▶ PROVIDED ENTRIES
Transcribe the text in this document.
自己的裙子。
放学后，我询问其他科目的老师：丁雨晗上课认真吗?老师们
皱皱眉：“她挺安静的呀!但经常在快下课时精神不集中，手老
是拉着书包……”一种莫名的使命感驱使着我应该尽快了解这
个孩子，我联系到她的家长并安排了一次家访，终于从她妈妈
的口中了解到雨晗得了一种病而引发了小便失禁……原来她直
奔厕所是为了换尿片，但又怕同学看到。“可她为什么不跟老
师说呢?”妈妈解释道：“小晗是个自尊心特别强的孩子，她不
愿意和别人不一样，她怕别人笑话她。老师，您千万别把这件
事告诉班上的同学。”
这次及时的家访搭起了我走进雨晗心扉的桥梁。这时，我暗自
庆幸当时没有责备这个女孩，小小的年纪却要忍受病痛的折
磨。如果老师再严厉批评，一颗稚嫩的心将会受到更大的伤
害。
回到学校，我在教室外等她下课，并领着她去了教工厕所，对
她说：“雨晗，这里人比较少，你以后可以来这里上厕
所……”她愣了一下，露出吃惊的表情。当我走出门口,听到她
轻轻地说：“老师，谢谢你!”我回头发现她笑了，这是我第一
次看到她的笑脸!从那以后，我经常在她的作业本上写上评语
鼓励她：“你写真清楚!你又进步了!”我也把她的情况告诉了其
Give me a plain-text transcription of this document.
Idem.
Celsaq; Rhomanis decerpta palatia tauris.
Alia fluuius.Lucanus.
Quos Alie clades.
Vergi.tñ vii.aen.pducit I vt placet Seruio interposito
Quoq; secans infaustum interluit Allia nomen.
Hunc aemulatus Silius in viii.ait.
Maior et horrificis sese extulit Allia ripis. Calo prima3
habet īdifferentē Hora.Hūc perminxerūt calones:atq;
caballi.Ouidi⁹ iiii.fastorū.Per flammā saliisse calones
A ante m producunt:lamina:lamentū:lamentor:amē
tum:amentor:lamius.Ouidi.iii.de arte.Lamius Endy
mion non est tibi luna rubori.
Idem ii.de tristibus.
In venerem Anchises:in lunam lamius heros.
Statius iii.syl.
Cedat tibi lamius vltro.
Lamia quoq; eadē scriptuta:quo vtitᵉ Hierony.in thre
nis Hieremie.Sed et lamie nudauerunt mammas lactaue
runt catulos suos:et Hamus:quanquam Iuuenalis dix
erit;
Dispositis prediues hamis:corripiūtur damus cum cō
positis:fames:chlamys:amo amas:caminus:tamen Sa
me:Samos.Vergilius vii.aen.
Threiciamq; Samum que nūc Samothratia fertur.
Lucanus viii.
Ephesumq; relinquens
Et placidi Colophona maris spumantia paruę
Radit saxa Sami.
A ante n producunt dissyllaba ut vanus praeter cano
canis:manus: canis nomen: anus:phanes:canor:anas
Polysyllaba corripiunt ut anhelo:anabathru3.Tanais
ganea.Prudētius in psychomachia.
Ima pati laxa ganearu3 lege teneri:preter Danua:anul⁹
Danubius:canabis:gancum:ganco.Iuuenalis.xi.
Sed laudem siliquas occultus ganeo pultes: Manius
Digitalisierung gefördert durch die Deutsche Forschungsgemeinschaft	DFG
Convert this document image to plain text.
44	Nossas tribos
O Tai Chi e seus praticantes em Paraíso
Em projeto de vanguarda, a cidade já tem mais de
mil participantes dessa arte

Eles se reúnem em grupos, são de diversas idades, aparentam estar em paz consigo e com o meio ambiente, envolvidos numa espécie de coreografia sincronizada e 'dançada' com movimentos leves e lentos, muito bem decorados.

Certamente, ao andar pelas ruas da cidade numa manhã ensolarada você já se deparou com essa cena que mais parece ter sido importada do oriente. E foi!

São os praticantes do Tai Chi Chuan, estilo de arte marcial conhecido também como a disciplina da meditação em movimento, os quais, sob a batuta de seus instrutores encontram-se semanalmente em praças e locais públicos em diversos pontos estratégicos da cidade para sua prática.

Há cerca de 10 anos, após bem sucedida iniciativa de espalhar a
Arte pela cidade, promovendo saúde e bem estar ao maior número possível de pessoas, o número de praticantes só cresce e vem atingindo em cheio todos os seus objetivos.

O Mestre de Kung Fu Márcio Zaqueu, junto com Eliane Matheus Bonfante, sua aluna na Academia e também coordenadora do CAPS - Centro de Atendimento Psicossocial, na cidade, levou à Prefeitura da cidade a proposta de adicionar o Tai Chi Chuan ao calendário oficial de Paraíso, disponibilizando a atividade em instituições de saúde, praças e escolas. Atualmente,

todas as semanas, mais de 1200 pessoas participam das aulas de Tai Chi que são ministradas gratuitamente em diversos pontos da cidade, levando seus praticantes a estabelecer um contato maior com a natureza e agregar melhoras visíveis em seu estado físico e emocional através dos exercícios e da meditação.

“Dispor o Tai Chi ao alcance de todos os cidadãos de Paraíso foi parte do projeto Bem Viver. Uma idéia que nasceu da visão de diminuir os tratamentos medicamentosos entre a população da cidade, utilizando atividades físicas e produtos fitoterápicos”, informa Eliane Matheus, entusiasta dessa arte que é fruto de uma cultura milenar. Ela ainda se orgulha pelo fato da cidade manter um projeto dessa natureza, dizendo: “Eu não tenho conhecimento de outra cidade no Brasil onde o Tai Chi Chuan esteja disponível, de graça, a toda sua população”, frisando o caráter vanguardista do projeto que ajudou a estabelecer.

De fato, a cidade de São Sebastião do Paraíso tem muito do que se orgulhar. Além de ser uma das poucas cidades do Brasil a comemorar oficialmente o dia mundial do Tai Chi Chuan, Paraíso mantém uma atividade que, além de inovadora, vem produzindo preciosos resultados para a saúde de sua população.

▶ TASK DESCRIPTION
Read the entries and pick out all lines that include the word "tibi".

▶ EXERCISE RESPONSE
mion non est tibi luna rubori.
Cedat tibi lamius vltro.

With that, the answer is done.